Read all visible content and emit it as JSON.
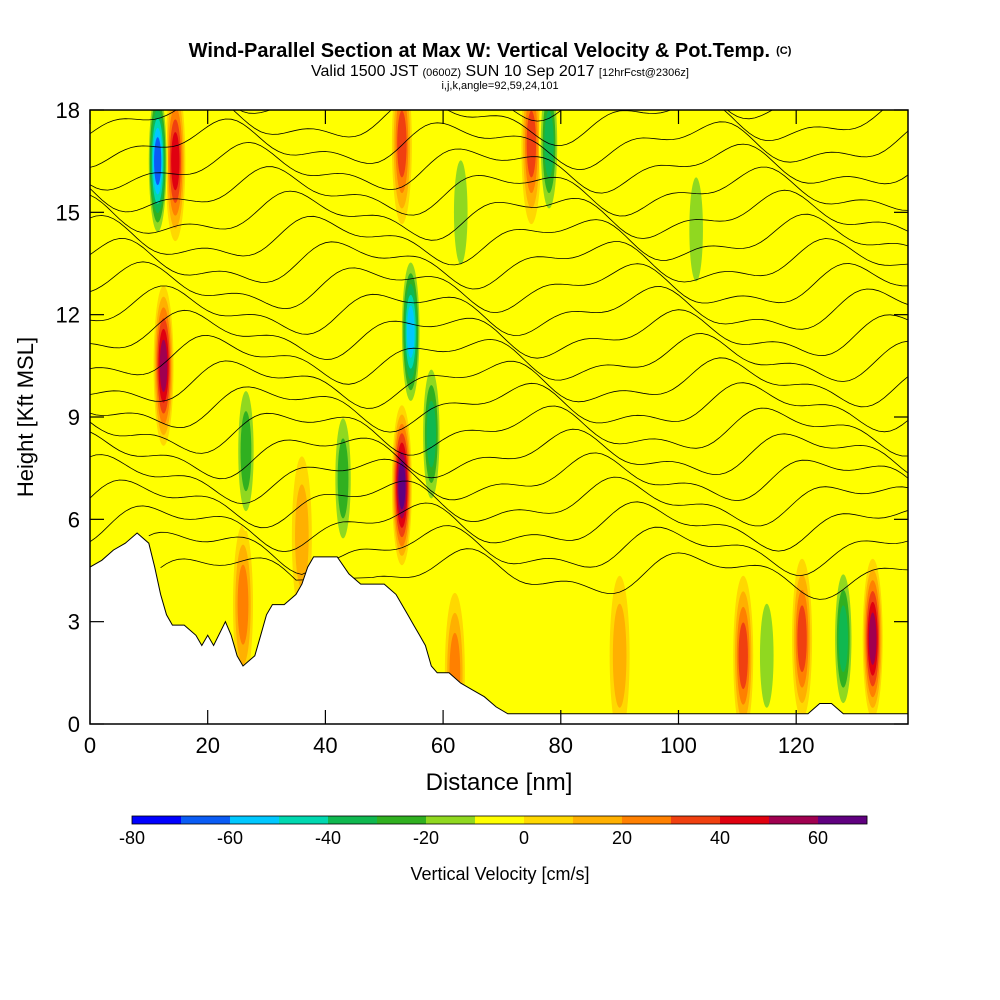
{
  "chart_data": {
    "type": "heatmap",
    "title": "Wind-Parallel Section at Max W: Vertical Velocity & Pot.Temp.",
    "title_mark": "(C)",
    "subtitle": {
      "main_a": "Valid 1500 JST ",
      "utc": "(0600Z)",
      "main_b": " SUN 10 Sep 2017 ",
      "fcst": "[12hrFcst@2306z]"
    },
    "params": "i,j,k,angle=92,59,24,101",
    "xlabel": "Distance [nm]",
    "ylabel": "Height [Kft MSL]",
    "xlim": [
      0,
      139
    ],
    "ylim": [
      0,
      18
    ],
    "x_ticks": [
      "0",
      "20",
      "40",
      "60",
      "80",
      "100",
      "120"
    ],
    "y_ticks": [
      "0",
      "3",
      "6",
      "9",
      "12",
      "15",
      "18"
    ],
    "colorbar": {
      "label": "Vertical Velocity [cm/s]",
      "min": -80,
      "max": 70,
      "step": 10,
      "tick_labels": [
        "-80",
        "-60",
        "-40",
        "-20",
        "0",
        "20",
        "40",
        "60"
      ],
      "colors": [
        "#0000ff",
        "#0a5cf5",
        "#00c8ff",
        "#00d8b0",
        "#10b850",
        "#30b020",
        "#90d820",
        "#ffff00",
        "#ffd800",
        "#ffb000",
        "#ff8000",
        "#f04010",
        "#e00010",
        "#a00050",
        "#600080"
      ]
    },
    "terrain_profile": [
      [
        0,
        4.6
      ],
      [
        2,
        4.8
      ],
      [
        4,
        5.1
      ],
      [
        6,
        5.3
      ],
      [
        8,
        5.6
      ],
      [
        10,
        5.3
      ],
      [
        11,
        4.6
      ],
      [
        12,
        3.8
      ],
      [
        13,
        3.2
      ],
      [
        14,
        2.9
      ],
      [
        16,
        2.9
      ],
      [
        18,
        2.6
      ],
      [
        19,
        2.3
      ],
      [
        20,
        2.6
      ],
      [
        21,
        2.3
      ],
      [
        23,
        3.0
      ],
      [
        24,
        2.6
      ],
      [
        25,
        2.0
      ],
      [
        26,
        1.7
      ],
      [
        28,
        2.0
      ],
      [
        29,
        2.6
      ],
      [
        30,
        3.2
      ],
      [
        31,
        3.5
      ],
      [
        33,
        3.5
      ],
      [
        35,
        3.8
      ],
      [
        36,
        4.1
      ],
      [
        37,
        4.6
      ],
      [
        38,
        4.9
      ],
      [
        40,
        4.9
      ],
      [
        42,
        4.9
      ],
      [
        44,
        4.4
      ],
      [
        46,
        4.1
      ],
      [
        48,
        4.1
      ],
      [
        50,
        4.1
      ],
      [
        52,
        3.8
      ],
      [
        53,
        3.5
      ],
      [
        54,
        3.2
      ],
      [
        55,
        2.9
      ],
      [
        56,
        2.6
      ],
      [
        57,
        2.3
      ],
      [
        58,
        1.7
      ],
      [
        59,
        1.5
      ],
      [
        61,
        1.5
      ],
      [
        63,
        1.2
      ],
      [
        65,
        1.0
      ],
      [
        67,
        0.8
      ],
      [
        69,
        0.5
      ],
      [
        71,
        0.3
      ],
      [
        73,
        0.3
      ],
      [
        75,
        0.3
      ],
      [
        77,
        0.3
      ],
      [
        79,
        0.3
      ],
      [
        81,
        0.3
      ],
      [
        83,
        0.3
      ],
      [
        85,
        0.3
      ],
      [
        90,
        0.3
      ],
      [
        95,
        0.3
      ],
      [
        100,
        0.3
      ],
      [
        105,
        0.3
      ],
      [
        110,
        0.3
      ],
      [
        115,
        0.3
      ],
      [
        120,
        0.3
      ],
      [
        122,
        0.3
      ],
      [
        124,
        0.6
      ],
      [
        126,
        0.6
      ],
      [
        128,
        0.3
      ],
      [
        130,
        0.3
      ],
      [
        135,
        0.3
      ],
      [
        139,
        0.3
      ]
    ],
    "updraft_cores": [
      {
        "x": 12.5,
        "z": 10.5,
        "w": 60
      },
      {
        "x": 14.5,
        "z": 16.5,
        "w": 45
      },
      {
        "x": 53.0,
        "z": 7.0,
        "w": 65
      },
      {
        "x": 53.0,
        "z": 17.0,
        "w": 40
      },
      {
        "x": 75.0,
        "z": 17.0,
        "w": 40
      },
      {
        "x": 26.0,
        "z": 3.5,
        "w": 30
      },
      {
        "x": 36.0,
        "z": 5.5,
        "w": 20
      },
      {
        "x": 111.0,
        "z": 2.0,
        "w": 40
      },
      {
        "x": 121.0,
        "z": 2.5,
        "w": 35
      },
      {
        "x": 133.0,
        "z": 2.5,
        "w": 60
      },
      {
        "x": 62.0,
        "z": 1.5,
        "w": 25
      },
      {
        "x": 90.0,
        "z": 2.0,
        "w": 20
      }
    ],
    "downdraft_cores": [
      {
        "x": 11.5,
        "z": 16.5,
        "w": -65
      },
      {
        "x": 54.5,
        "z": 11.5,
        "w": -55
      },
      {
        "x": 26.5,
        "z": 8.0,
        "w": -30
      },
      {
        "x": 43.0,
        "z": 7.2,
        "w": -25
      },
      {
        "x": 58.0,
        "z": 8.5,
        "w": -35
      },
      {
        "x": 78.0,
        "z": 17.0,
        "w": -35
      },
      {
        "x": 63.0,
        "z": 15.0,
        "w": -20
      },
      {
        "x": 128.0,
        "z": 2.5,
        "w": -35
      },
      {
        "x": 103.0,
        "z": 14.5,
        "w": -20
      },
      {
        "x": 115.0,
        "z": 2.0,
        "w": -20
      }
    ]
  }
}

PROBLEM DETAILS: Copy every line of the data exactly as written, excluding the pictures.

TASK ANSWER:
Read all visible content and emit it as JSON.
{
  "chart_data": {
    "type": "heatmap",
    "title": "Wind-Parallel Section at Max W: Vertical Velocity & Pot.Temp.",
    "title_mark": "(C)",
    "subtitle": {
      "main_a": "Valid 1500 JST ",
      "utc": "(0600Z)",
      "main_b": " SUN 10 Sep 2017 ",
      "fcst": "[12hrFcst@2306z]"
    },
    "params": "i,j,k,angle=92,59,24,101",
    "xlabel": "Distance [nm]",
    "ylabel": "Height [Kft MSL]",
    "xlim": [
      0,
      139
    ],
    "ylim": [
      0,
      18
    ],
    "x_ticks": [
      "0",
      "20",
      "40",
      "60",
      "80",
      "100",
      "120"
    ],
    "y_ticks": [
      "0",
      "3",
      "6",
      "9",
      "12",
      "15",
      "18"
    ],
    "colorbar": {
      "label": "Vertical Velocity [cm/s]",
      "min": -80,
      "max": 70,
      "step": 10,
      "tick_labels": [
        "-80",
        "-60",
        "-40",
        "-20",
        "0",
        "20",
        "40",
        "60"
      ],
      "colors": [
        "#0000ff",
        "#0a5cf5",
        "#00c8ff",
        "#00d8b0",
        "#10b850",
        "#30b020",
        "#90d820",
        "#ffff00",
        "#ffd800",
        "#ffb000",
        "#ff8000",
        "#f04010",
        "#e00010",
        "#a00050",
        "#600080"
      ]
    },
    "terrain_profile": [
      [
        0,
        4.6
      ],
      [
        2,
        4.8
      ],
      [
        4,
        5.1
      ],
      [
        6,
        5.3
      ],
      [
        8,
        5.6
      ],
      [
        10,
        5.3
      ],
      [
        11,
        4.6
      ],
      [
        12,
        3.8
      ],
      [
        13,
        3.2
      ],
      [
        14,
        2.9
      ],
      [
        16,
        2.9
      ],
      [
        18,
        2.6
      ],
      [
        19,
        2.3
      ],
      [
        20,
        2.6
      ],
      [
        21,
        2.3
      ],
      [
        23,
        3.0
      ],
      [
        24,
        2.6
      ],
      [
        25,
        2.0
      ],
      [
        26,
        1.7
      ],
      [
        28,
        2.0
      ],
      [
        29,
        2.6
      ],
      [
        30,
        3.2
      ],
      [
        31,
        3.5
      ],
      [
        33,
        3.5
      ],
      [
        35,
        3.8
      ],
      [
        36,
        4.1
      ],
      [
        37,
        4.6
      ],
      [
        38,
        4.9
      ],
      [
        40,
        4.9
      ],
      [
        42,
        4.9
      ],
      [
        44,
        4.4
      ],
      [
        46,
        4.1
      ],
      [
        48,
        4.1
      ],
      [
        50,
        4.1
      ],
      [
        52,
        3.8
      ],
      [
        53,
        3.5
      ],
      [
        54,
        3.2
      ],
      [
        55,
        2.9
      ],
      [
        56,
        2.6
      ],
      [
        57,
        2.3
      ],
      [
        58,
        1.7
      ],
      [
        59,
        1.5
      ],
      [
        61,
        1.5
      ],
      [
        63,
        1.2
      ],
      [
        65,
        1.0
      ],
      [
        67,
        0.8
      ],
      [
        69,
        0.5
      ],
      [
        71,
        0.3
      ],
      [
        73,
        0.3
      ],
      [
        75,
        0.3
      ],
      [
        77,
        0.3
      ],
      [
        79,
        0.3
      ],
      [
        81,
        0.3
      ],
      [
        83,
        0.3
      ],
      [
        85,
        0.3
      ],
      [
        90,
        0.3
      ],
      [
        95,
        0.3
      ],
      [
        100,
        0.3
      ],
      [
        105,
        0.3
      ],
      [
        110,
        0.3
      ],
      [
        115,
        0.3
      ],
      [
        120,
        0.3
      ],
      [
        122,
        0.3
      ],
      [
        124,
        0.6
      ],
      [
        126,
        0.6
      ],
      [
        128,
        0.3
      ],
      [
        130,
        0.3
      ],
      [
        135,
        0.3
      ],
      [
        139,
        0.3
      ]
    ],
    "updraft_cores": [
      {
        "x": 12.5,
        "z": 10.5,
        "w": 60
      },
      {
        "x": 14.5,
        "z": 16.5,
        "w": 45
      },
      {
        "x": 53.0,
        "z": 7.0,
        "w": 65
      },
      {
        "x": 53.0,
        "z": 17.0,
        "w": 40
      },
      {
        "x": 75.0,
        "z": 17.0,
        "w": 40
      },
      {
        "x": 26.0,
        "z": 3.5,
        "w": 30
      },
      {
        "x": 36.0,
        "z": 5.5,
        "w": 20
      },
      {
        "x": 111.0,
        "z": 2.0,
        "w": 40
      },
      {
        "x": 121.0,
        "z": 2.5,
        "w": 35
      },
      {
        "x": 133.0,
        "z": 2.5,
        "w": 60
      },
      {
        "x": 62.0,
        "z": 1.5,
        "w": 25
      },
      {
        "x": 90.0,
        "z": 2.0,
        "w": 20
      }
    ],
    "downdraft_cores": [
      {
        "x": 11.5,
        "z": 16.5,
        "w": -65
      },
      {
        "x": 54.5,
        "z": 11.5,
        "w": -55
      },
      {
        "x": 26.5,
        "z": 8.0,
        "w": -30
      },
      {
        "x": 43.0,
        "z": 7.2,
        "w": -25
      },
      {
        "x": 58.0,
        "z": 8.5,
        "w": -35
      },
      {
        "x": 78.0,
        "z": 17.0,
        "w": -35
      },
      {
        "x": 63.0,
        "z": 15.0,
        "w": -20
      },
      {
        "x": 128.0,
        "z": 2.5,
        "w": -35
      },
      {
        "x": 103.0,
        "z": 14.5,
        "w": -20
      },
      {
        "x": 115.0,
        "z": 2.0,
        "w": -20
      }
    ]
  }
}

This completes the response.